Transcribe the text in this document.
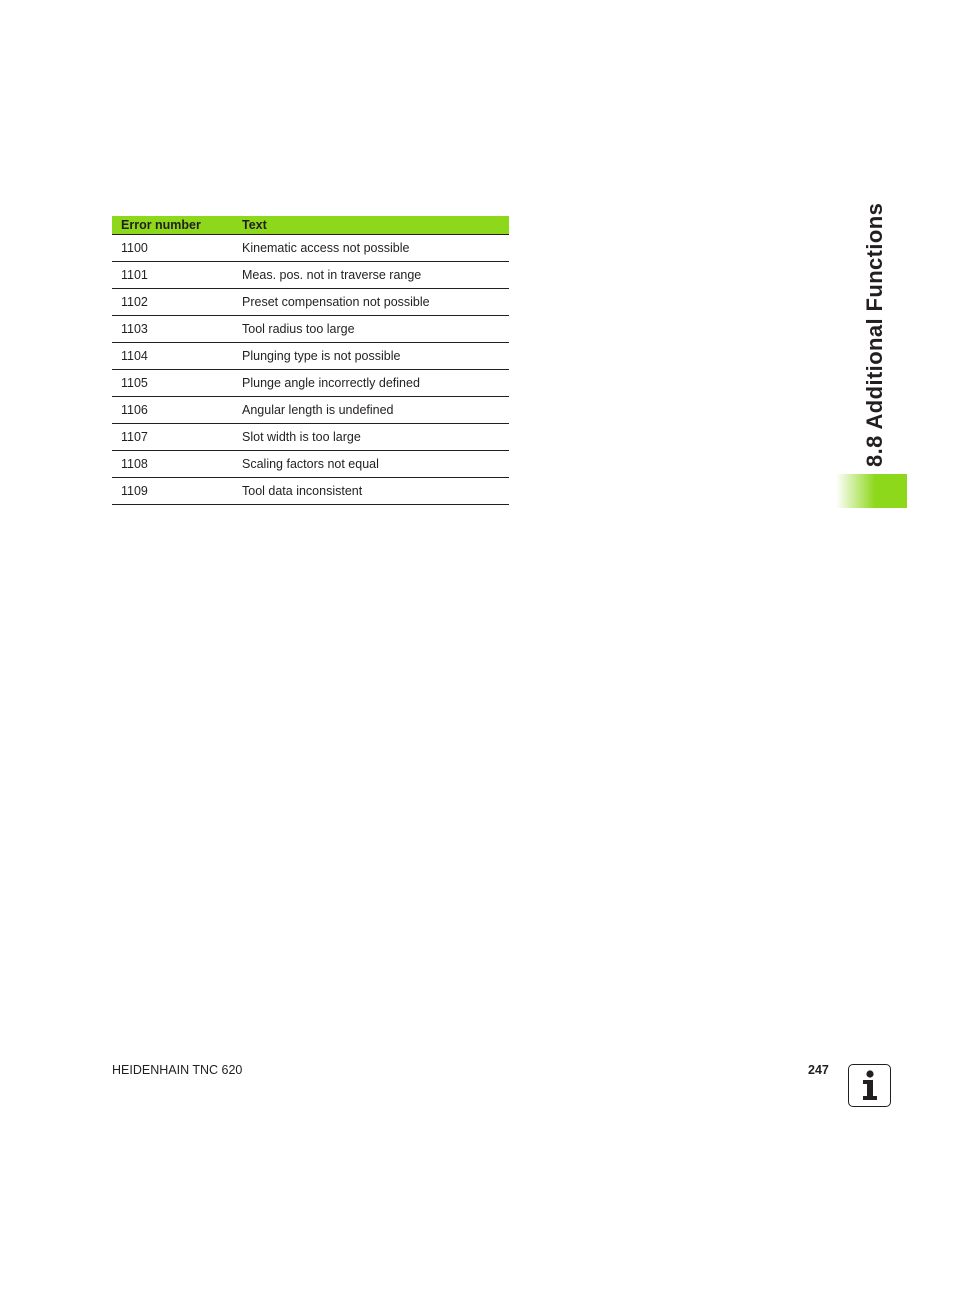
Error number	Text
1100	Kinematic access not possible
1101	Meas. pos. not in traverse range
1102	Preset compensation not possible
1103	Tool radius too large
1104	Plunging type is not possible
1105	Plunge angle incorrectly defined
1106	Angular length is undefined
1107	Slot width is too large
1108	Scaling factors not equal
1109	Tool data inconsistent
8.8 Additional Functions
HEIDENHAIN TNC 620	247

---

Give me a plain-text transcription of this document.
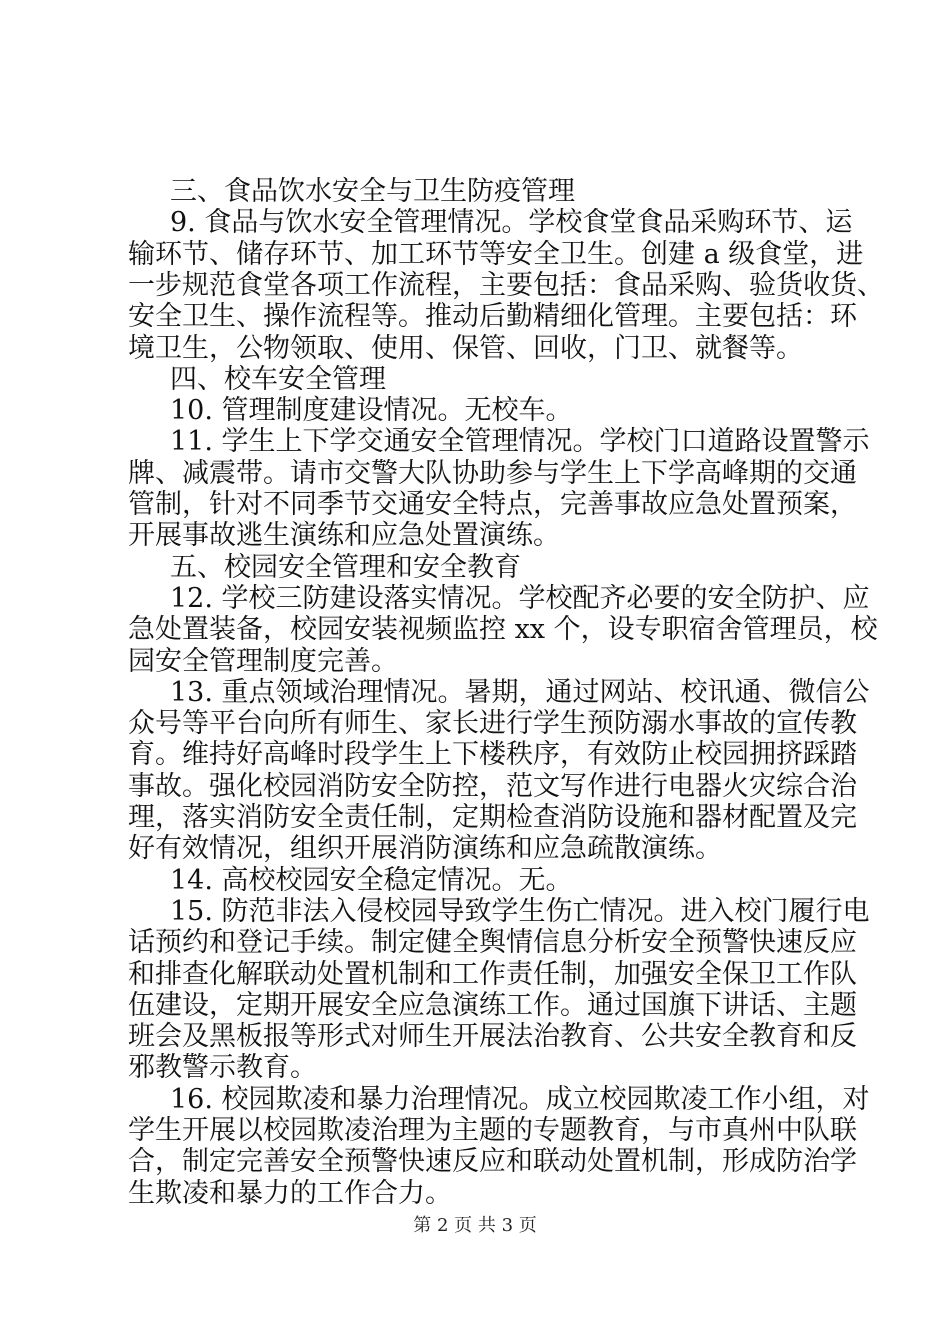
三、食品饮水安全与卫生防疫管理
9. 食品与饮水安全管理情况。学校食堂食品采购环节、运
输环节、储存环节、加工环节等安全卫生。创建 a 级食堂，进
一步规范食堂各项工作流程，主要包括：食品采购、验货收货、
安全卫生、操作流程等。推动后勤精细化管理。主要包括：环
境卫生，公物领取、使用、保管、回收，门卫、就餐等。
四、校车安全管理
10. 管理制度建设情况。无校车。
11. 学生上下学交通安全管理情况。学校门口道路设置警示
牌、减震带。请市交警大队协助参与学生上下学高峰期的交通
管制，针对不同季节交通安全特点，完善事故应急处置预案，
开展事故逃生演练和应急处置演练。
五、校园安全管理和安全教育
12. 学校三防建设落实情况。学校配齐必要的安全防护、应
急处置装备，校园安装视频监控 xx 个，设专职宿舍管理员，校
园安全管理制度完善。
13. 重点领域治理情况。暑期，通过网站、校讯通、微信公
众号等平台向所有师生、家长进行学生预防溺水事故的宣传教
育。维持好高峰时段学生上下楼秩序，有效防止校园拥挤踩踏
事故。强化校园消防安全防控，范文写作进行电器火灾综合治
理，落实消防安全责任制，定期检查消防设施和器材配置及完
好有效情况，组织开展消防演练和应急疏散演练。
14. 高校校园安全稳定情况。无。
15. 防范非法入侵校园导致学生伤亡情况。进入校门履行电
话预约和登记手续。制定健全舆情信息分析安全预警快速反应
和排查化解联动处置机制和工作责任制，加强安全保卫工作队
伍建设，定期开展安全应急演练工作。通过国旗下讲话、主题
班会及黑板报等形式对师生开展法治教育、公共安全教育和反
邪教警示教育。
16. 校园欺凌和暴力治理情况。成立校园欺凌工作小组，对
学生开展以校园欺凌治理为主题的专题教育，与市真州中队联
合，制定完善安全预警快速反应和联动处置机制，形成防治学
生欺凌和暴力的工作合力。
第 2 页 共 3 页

■ **To be done**
Select and copy every line from the records that includes the word "主要包括".

■ **Output for this task**
一步规范食堂各项工作流程，主要包括：食品采购、验货收货、
安全卫生、操作流程等。推动后勤精细化管理。主要包括：环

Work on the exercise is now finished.